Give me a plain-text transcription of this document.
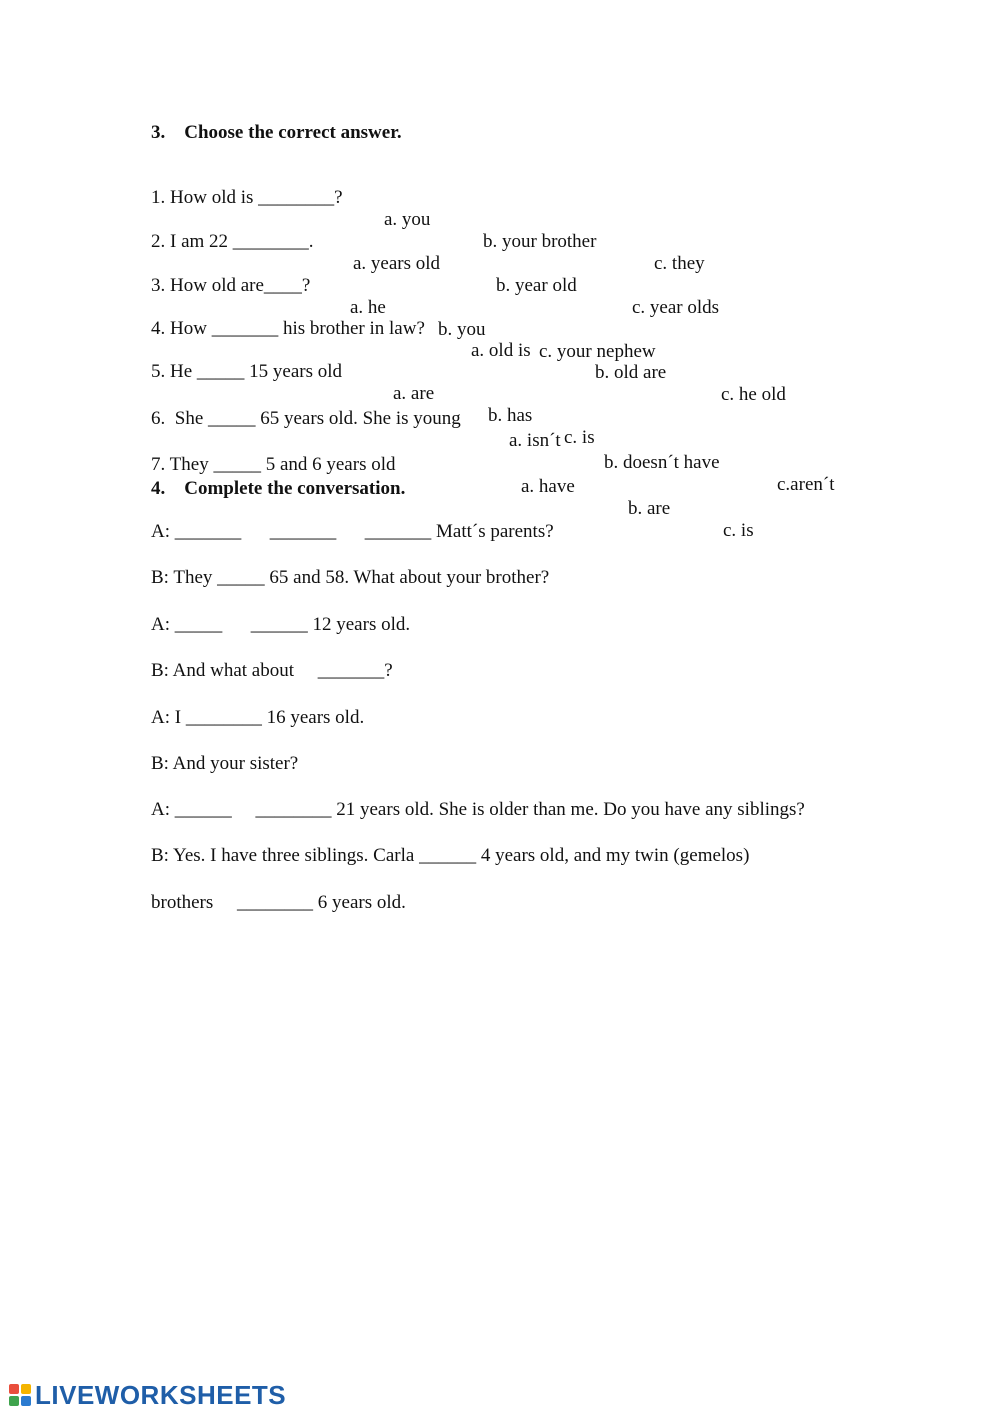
3.    Choose the correct answer.

1. How old is ________?

a. you

b. your brother

c. they

2. I am 22 ________.

a. years old

b. year old

c. year olds

3. How old are____?

a. he

b. you

c. your nephew

4. How _______ his brother in law?

a. old is

b. old are

c. he old

5. He _____ 15 years old

a. are

b. has

c. is

6.  She _____ 65 years old. She is young

a. isn´t

b. doesn´t have

c.aren´t

7. They _____ 5 and 6 years old

a. have

b. are

c. is

4.    Complete the conversation.
A: _______      _______      _______ Matt´s parents?
B: They _____ 65 and 58. What about your brother?
A: _____      ______ 12 years old.
B: And what about     _______?
A: I ________ 16 years old.
B: And your sister?
A: ______     ________ 21 years old. She is older than me. Do you have any siblings?
B: Yes. I have three siblings. Carla ______ 4 years old, and my twin (gemelos)
brothers     ________ 6 years old.
LIVEWORKSHEETS
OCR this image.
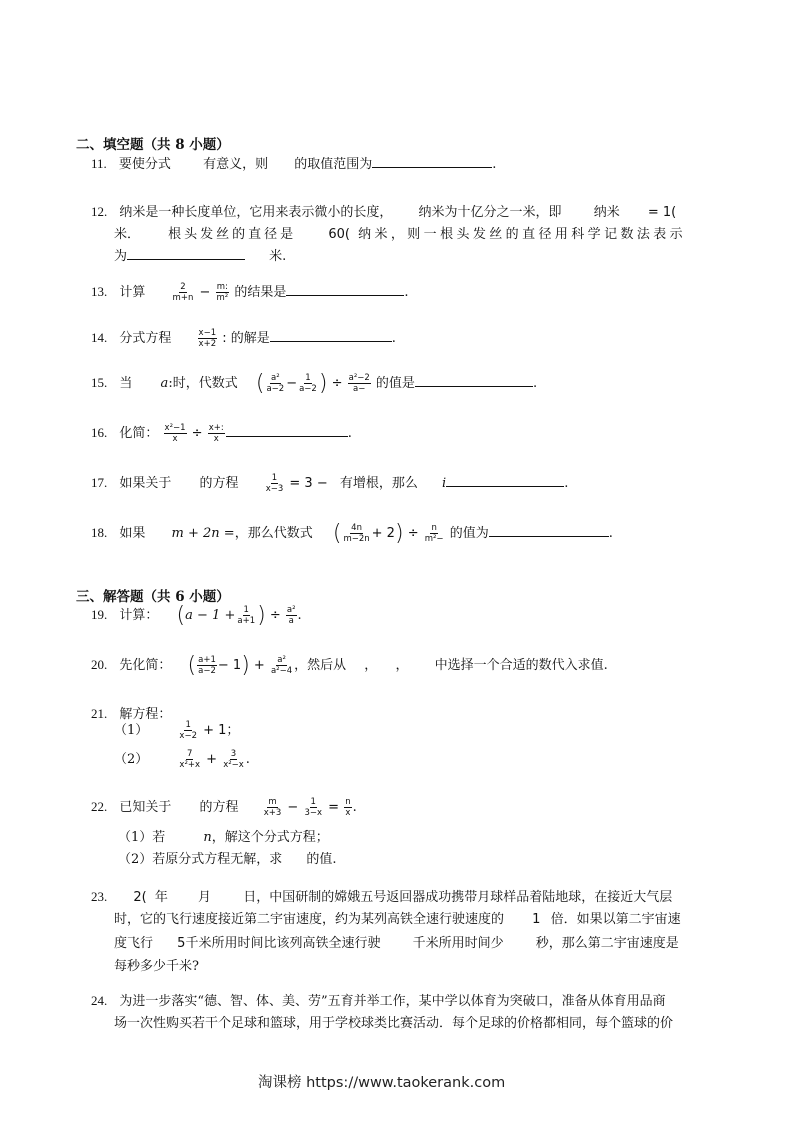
二、填空题（共 8 小题）
11. 要使分式 有意义，则 的取值范围为	.
12. 纳米是一种长度单位，它用来表示微小的长度， 纳米为十亿分之一米，即 纳米 = 1(
米． 根头发丝的直径是 60( 纳米，则一根头发丝的直径用科学记数法表示
为	米.
13. 计算	$\frac{2}{m+n} - \frac{m:}{\text{m²}}$ 的结果是	.
14. 分式方程	$\frac{x-1}{x+2}$ : 的解是	.
15. 当 a:时，代数式 ( $\frac{\text{a²}}{a-2} - \frac{1}{a-2}$ ) ÷ $\frac{\text{a²−2}}{a-}$ 的值是	.
16. 化简： $\frac{\text{x²−1}}{x} \div \frac{x+:}{x}$	.
17. 如果关于 的方程	$\frac{1}{x-3} = 3$ − 有增根，那么 i	.
18. 如果 m + 2n =，那么代数式 ( $\frac{4n}{m-2n} + 2) \div \frac{n}{\text{m²−}}$ 的值为	.
三、解答题（共 6 小题）
19. 计算： ($a - 1 + \frac{1}{a+1}$ ) ÷ $\frac{\text{a²}}{a}$ .
20. 先化简： ( $\frac{a+1}{a-2} - 1) + \frac{\text{a²}}{\text{a²−4}}$ ，然后从 ， ， 中选择一个合适的数代入求值.
21. 解方程：
（1）	$\frac{1}{x-2} + 1$；
（2）	$\frac{7}{\text{x²+x}} + \frac{3}{\text{x²−x}}$ .
22. 已知关于 的方程	$\frac{m}{x+3} - \frac{1}{3-x} = \frac{n}{x}$ .
（1）若	n，解这个分式方程；
（2）若原分式方程无解，求 的值.
23. 2( 年 月 日，中国研制的嫦娥五号返回器成功携带月球样品着陆地球，在接近大气层
时，它的飞行速度接近第二宇宙速度，约为某列高铁全速行驶速度的 1 倍．如果以第二宇宙速
度飞行 5千米所用时间比该列高铁全速行驶 千米所用时间少 秒，那么第二宇宙速度是
每秒多少千米?
24. 为进一步落实“德、智、体、美、劳”五育并举工作，某中学以体育为突破口，准备从体育用品商
场一次性购买若干个足球和篮球，用于学校球类比赛活动．每个足球的价格都相同，每个篮球的价
淘课榜 https://www.taokerank.com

Instructions for the task: Retype the records exactly. Any image in them should not appear in what you write.

Answer in full:
Give me a plain-text transcription of this document.
3.    Choose the correct answer.

1. How old is ________?

a. you

b. your brother

c. they

2. I am 22 ________.

a. years old

b. year old

c. year olds

3. How old are____?

a. he

b. you

c. your nephew

4. How _______ his brother in law?

a. old is

b. old are

c. he old

5. He _____ 15 years old

a. are

b. has

c. is

6.  She _____ 65 years old. She is young

a. isn´t

b. doesn´t have

c.aren´t

7. They _____ 5 and 6 years old

a. have

b. are

c. is

4.    Complete the conversation.
A: _______      _______      _______ Matt´s parents?
B: They _____ 65 and 58. What about your brother?
A: _____      ______ 12 years old.
B: And what about     _______?
A: I ________ 16 years old.
B: And your sister?
A: ______     ________ 21 years old. She is older than me. Do you have any siblings?
B: Yes. I have three siblings. Carla ______ 4 years old, and my twin (gemelos)
brothers     ________ 6 years old.
LIVEWORKSHEETS
OCR this image.
二、填空题（共 8 小题）
11. 要使分式 有意义，则 的取值范围为	.
12. 纳米是一种长度单位，它用来表示微小的长度， 纳米为十亿分之一米，即 纳米 = 1(
米． 根头发丝的直径是 60( 纳米，则一根头发丝的直径用科学记数法表示
为	米.
13. 计算	$\frac{2}{m+n} - \frac{m:}{\text{m²}}$ 的结果是	.
14. 分式方程	$\frac{x-1}{x+2}$ : 的解是	.
15. 当 a:时，代数式 ( $\frac{\text{a²}}{a-2} - \frac{1}{a-2}$ ) ÷ $\frac{\text{a²−2}}{a-}$ 的值是	.
16. 化简： $\frac{\text{x²−1}}{x} \div \frac{x+:}{x}$	.
17. 如果关于 的方程	$\frac{1}{x-3} = 3$ − 有增根，那么 i	.
18. 如果 m + 2n =，那么代数式 ( $\frac{4n}{m-2n} + 2) \div \frac{n}{\text{m²−}}$ 的值为	.
三、解答题（共 6 小题）
19. 计算： ($a - 1 + \frac{1}{a+1}$ ) ÷ $\frac{\text{a²}}{a}$ .
20. 先化简： ( $\frac{a+1}{a-2} - 1) + \frac{\text{a²}}{\text{a²−4}}$ ，然后从 ， ， 中选择一个合适的数代入求值.
21. 解方程：
（1）	$\frac{1}{x-2} + 1$；
（2）	$\frac{7}{\text{x²+x}} + \frac{3}{\text{x²−x}}$ .
22. 已知关于 的方程	$\frac{m}{x+3} - \frac{1}{3-x} = \frac{n}{x}$ .
（1）若	n，解这个分式方程；
（2）若原分式方程无解，求 的值.
23. 2( 年 月 日，中国研制的嫦娥五号返回器成功携带月球样品着陆地球，在接近大气层
时，它的飞行速度接近第二宇宙速度，约为某列高铁全速行驶速度的 1 倍．如果以第二宇宙速
度飞行 5千米所用时间比该列高铁全速行驶 千米所用时间少 秒，那么第二宇宙速度是
每秒多少千米?
24. 为进一步落实“德、智、体、美、劳”五育并举工作，某中学以体育为突破口，准备从体育用品商
场一次性购买若干个足球和篮球，用于学校球类比赛活动．每个足球的价格都相同，每个篮球的价
淘课榜 https://www.taokerank.com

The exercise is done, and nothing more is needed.